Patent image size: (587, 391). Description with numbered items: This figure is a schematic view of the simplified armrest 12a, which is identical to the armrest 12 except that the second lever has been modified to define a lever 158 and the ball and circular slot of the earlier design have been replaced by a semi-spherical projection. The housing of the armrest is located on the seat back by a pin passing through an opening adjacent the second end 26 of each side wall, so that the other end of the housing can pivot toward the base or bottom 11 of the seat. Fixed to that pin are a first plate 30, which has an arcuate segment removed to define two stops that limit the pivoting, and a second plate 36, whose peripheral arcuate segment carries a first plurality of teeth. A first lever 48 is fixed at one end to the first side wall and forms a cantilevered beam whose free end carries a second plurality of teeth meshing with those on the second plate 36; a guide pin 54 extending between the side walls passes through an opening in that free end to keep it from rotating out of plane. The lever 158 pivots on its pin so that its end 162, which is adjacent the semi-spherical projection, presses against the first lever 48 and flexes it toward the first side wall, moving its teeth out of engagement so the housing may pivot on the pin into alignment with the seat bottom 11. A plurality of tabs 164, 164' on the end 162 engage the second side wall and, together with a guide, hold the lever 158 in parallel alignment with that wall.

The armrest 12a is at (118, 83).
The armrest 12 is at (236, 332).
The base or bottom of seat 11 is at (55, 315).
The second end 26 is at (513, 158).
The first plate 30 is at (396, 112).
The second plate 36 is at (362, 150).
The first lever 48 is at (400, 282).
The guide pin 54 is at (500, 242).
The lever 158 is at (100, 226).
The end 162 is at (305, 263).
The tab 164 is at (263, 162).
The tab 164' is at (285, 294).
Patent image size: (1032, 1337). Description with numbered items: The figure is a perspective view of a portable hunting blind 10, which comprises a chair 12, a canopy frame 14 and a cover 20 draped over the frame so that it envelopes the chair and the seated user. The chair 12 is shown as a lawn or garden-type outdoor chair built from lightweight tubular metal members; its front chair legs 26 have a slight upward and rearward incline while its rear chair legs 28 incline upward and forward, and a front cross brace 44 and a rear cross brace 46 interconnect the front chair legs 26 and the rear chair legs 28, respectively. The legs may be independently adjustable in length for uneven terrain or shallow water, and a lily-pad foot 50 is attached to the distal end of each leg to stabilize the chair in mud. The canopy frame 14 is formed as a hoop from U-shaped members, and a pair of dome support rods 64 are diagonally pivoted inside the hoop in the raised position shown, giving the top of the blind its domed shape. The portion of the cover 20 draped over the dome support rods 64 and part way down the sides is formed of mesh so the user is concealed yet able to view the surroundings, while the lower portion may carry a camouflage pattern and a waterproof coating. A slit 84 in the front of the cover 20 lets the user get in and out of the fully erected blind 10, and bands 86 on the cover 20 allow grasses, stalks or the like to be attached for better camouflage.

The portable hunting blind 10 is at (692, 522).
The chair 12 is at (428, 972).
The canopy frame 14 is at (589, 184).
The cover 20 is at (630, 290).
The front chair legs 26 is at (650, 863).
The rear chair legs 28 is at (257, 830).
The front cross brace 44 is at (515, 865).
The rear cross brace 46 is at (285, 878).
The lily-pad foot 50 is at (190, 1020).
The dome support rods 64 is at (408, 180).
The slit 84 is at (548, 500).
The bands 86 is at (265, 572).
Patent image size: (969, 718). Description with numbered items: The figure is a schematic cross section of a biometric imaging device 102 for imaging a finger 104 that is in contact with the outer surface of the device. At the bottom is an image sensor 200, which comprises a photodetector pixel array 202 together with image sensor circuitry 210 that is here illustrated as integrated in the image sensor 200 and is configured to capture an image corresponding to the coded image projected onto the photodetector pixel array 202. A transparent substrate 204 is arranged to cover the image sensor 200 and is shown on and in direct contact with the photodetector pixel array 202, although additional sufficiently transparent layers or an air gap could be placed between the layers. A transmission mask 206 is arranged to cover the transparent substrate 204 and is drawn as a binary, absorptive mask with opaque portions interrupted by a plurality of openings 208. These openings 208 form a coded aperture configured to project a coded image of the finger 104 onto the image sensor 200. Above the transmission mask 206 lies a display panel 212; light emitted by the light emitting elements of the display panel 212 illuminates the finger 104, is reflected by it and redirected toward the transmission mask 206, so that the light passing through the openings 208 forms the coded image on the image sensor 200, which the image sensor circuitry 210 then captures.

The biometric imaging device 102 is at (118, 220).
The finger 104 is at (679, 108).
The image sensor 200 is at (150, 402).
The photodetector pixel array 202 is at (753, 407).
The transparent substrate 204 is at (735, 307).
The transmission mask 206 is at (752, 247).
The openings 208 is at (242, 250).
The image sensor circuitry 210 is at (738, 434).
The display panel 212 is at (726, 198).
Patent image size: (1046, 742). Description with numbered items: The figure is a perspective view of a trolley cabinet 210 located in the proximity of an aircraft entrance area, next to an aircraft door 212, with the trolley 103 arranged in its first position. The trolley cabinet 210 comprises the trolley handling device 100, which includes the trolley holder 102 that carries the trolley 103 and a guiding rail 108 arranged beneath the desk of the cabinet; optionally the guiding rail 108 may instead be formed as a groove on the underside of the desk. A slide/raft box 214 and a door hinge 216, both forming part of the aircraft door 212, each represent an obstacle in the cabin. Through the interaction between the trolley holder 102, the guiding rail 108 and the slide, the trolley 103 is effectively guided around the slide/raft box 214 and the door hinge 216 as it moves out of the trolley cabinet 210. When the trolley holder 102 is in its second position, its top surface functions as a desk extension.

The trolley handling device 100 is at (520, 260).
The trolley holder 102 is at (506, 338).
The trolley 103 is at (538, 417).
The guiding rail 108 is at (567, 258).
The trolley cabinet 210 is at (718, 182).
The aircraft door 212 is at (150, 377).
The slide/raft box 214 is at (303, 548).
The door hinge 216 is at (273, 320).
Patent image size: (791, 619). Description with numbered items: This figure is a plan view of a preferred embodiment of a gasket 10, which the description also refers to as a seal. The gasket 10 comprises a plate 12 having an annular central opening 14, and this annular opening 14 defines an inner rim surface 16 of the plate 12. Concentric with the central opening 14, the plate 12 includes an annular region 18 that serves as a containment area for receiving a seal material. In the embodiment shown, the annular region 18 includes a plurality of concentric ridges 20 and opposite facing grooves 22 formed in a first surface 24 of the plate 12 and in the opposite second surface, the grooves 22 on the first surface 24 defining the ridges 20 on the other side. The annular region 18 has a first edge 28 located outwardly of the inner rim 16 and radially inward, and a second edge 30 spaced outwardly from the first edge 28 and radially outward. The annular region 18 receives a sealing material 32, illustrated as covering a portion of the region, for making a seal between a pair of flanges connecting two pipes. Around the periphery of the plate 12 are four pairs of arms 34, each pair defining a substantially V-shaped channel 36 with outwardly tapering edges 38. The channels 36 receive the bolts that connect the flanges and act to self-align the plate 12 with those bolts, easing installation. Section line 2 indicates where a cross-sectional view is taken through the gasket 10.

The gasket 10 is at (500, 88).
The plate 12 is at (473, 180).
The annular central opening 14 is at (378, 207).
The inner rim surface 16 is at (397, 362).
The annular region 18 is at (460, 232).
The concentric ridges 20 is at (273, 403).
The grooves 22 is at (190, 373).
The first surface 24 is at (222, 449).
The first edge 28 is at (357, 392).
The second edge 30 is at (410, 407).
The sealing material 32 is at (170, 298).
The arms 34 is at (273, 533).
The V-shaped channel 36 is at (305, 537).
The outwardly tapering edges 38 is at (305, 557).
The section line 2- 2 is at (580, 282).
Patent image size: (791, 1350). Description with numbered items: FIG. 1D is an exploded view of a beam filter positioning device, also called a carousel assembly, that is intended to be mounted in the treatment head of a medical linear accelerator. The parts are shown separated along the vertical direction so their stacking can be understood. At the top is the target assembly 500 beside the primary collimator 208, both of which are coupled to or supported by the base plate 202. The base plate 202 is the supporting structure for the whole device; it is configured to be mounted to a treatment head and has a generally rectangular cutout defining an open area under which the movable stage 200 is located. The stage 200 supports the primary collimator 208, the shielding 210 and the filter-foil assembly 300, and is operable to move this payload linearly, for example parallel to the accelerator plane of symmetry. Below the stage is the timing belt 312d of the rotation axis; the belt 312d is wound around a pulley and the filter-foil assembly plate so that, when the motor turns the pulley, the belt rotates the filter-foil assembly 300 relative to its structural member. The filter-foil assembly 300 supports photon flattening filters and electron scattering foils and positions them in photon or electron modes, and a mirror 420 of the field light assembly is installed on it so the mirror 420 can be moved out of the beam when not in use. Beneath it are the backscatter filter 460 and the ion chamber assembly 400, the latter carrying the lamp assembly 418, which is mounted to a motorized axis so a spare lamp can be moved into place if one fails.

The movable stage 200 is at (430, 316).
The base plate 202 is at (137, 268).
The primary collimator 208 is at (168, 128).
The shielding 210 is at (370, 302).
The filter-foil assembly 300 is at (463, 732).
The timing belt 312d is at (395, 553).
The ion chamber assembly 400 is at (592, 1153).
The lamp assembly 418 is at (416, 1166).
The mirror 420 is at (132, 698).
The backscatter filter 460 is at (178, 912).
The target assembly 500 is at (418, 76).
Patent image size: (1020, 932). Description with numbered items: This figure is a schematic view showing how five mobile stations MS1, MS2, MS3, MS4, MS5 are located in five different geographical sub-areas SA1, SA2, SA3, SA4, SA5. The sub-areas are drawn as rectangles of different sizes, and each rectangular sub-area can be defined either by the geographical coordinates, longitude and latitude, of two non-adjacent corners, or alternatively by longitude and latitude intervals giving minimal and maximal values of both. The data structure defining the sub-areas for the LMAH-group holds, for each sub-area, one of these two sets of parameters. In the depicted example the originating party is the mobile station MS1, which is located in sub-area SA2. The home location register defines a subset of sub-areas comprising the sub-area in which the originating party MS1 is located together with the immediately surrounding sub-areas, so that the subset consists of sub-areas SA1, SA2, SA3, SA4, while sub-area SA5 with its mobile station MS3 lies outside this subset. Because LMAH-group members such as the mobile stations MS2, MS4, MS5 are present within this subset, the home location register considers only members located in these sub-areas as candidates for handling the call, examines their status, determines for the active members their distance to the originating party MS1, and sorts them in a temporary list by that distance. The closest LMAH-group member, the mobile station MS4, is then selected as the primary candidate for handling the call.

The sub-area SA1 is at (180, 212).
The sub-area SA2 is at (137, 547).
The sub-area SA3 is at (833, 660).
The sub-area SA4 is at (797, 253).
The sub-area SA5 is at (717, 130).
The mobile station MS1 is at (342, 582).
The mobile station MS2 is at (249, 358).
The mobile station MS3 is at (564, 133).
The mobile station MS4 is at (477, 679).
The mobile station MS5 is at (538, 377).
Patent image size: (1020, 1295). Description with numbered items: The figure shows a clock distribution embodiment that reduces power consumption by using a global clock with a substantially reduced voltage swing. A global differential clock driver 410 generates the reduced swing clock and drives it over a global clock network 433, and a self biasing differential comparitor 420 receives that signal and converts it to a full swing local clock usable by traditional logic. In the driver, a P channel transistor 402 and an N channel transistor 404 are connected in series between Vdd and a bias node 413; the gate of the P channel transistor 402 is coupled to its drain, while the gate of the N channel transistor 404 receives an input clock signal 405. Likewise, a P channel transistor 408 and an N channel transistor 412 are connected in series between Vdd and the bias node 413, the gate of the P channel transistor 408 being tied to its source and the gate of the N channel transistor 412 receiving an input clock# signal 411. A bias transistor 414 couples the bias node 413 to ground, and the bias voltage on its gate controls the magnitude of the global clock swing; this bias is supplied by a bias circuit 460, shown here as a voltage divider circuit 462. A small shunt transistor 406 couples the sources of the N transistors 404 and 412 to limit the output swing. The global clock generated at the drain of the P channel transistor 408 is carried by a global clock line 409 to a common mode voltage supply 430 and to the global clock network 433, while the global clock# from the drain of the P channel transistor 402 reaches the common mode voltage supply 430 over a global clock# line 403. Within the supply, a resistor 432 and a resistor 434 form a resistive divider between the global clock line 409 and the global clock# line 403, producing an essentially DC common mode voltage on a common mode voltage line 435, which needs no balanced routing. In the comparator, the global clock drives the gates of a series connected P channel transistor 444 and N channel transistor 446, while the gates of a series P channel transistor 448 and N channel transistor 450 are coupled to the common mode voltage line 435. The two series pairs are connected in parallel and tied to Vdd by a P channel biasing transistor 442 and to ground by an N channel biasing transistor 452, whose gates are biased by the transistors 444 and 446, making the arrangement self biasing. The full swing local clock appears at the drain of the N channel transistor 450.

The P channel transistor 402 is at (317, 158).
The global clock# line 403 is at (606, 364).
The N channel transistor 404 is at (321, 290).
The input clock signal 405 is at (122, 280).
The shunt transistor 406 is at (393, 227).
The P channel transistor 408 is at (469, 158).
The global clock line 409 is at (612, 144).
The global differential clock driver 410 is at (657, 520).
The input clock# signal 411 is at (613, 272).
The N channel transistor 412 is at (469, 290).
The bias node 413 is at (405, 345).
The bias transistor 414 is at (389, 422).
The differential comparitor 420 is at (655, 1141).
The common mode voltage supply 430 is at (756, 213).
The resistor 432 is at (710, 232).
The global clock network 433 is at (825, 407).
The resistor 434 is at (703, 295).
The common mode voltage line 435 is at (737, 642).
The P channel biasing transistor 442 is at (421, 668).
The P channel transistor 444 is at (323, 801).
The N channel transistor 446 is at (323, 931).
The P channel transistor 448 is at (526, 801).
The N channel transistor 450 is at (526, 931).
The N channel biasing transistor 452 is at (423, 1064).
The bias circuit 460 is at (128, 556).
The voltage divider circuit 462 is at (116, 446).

━━━━━━━━━━━━━━━━━━━━━━━━━━━━━━

■ What needs to be done
Starting with the line that contains "Patent image size: (1020, 932)." and going on through the line that contains "The mobile station MS5 is at (538, 377).", change "geographical" to "geographic" and give back only those lines, with everything else left as it is.

■ Complete output
Patent image size: (1020, 932). Description with numbered items: This figure is a schematic view showing how five mobile stations MS1, MS2, MS3, MS4, MS5 are located in five different geographic sub-areas SA1, SA2, SA3, SA4, SA5. The sub-areas are drawn as rectangles of different sizes, and each rectangular sub-area can be defined either by the geographic coordinates, longitude and latitude, of two non-adjacent corners, or alternatively by longitude and latitude intervals giving minimal and maximal values of both. The data structure defining the sub-areas for the LMAH-group holds, for each sub-area, one of these two sets of parameters. In the depicted example the originating party is the mobile station MS1, which is located in sub-area SA2. The home location register defines a subset of sub-areas comprising the sub-area in which the originating party MS1 is located together with the immediately surrounding sub-areas, so that the subset consists of sub-areas SA1, SA2, SA3, SA4, while sub-area SA5 with its mobile station MS3 lies outside this subset. Because LMAH-group members such as the mobile stations MS2, MS4, MS5 are present within this subset, the home location register considers only members located in these sub-areas as candidates for handling the call, examines their status, determines for the active members their distance to the originating party MS1, and sorts them in a temporary list by that distance. The closest LMAH-group member, the mobile station MS4, is then selected as the primary candidate for handling the call.

The sub-area SA1 is at (180, 212).
The sub-area SA2 is at (137, 547).
The sub-area SA3 is at (833, 660).
The sub-area SA4 is at (797, 253).
The sub-area SA5 is at (717, 130).
The mobile station MS1 is at (342, 582).
The mobile station MS2 is at (249, 358).
The mobile station MS3 is at (564, 133).
The mobile station MS4 is at (477, 679).
The mobile station MS5 is at (538, 377).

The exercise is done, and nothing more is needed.